(Set exercise) Copy nothing but the text: repeat each entry exactly and drop the images.

(Provided entries)
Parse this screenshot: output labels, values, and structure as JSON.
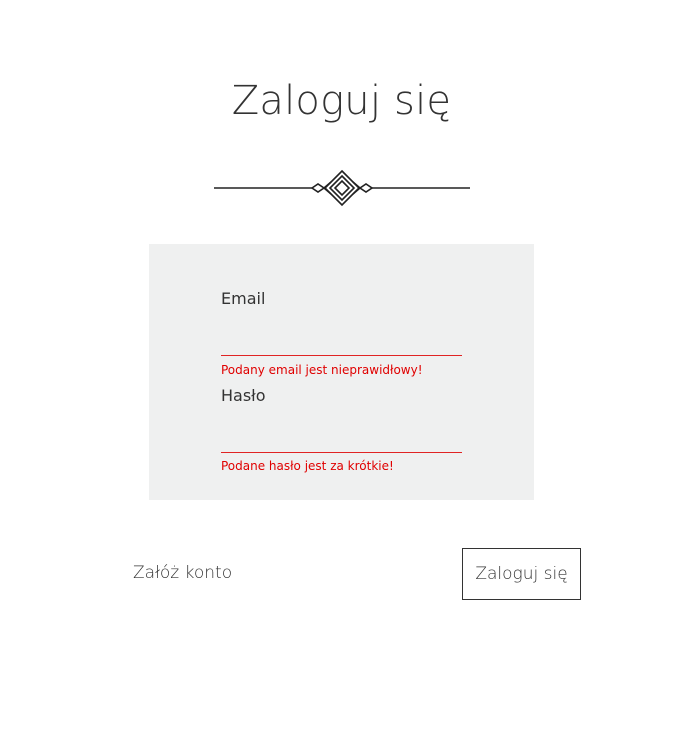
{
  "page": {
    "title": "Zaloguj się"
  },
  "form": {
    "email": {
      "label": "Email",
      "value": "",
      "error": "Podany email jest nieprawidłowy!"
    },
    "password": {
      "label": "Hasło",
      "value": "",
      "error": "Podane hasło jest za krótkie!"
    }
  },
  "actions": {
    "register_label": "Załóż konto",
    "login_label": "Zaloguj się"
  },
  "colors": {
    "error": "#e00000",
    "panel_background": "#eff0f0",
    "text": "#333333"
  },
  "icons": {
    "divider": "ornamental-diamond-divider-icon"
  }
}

(Response)
Parse this screenshot: output labels, values, and structure as JSON.
{
  "page": {
    "title": "Zaloguj się"
  },
  "form": {
    "email": {
      "label": "Email",
      "value": "",
      "error": "Podany email jest nieprawidłowy!"
    },
    "password": {
      "label": "Hasło",
      "value": "",
      "error": "Podane hasło jest za krótkie!"
    }
  },
  "actions": {
    "register_label": "Załóż konto",
    "login_label": "Zaloguj się"
  },
  "colors": {
    "error": "#e00000",
    "panel_background": "#eff0f0",
    "text": "#333333"
  },
  "icons": {
    "divider": "ornamental-diamond-divider-icon"
  }
}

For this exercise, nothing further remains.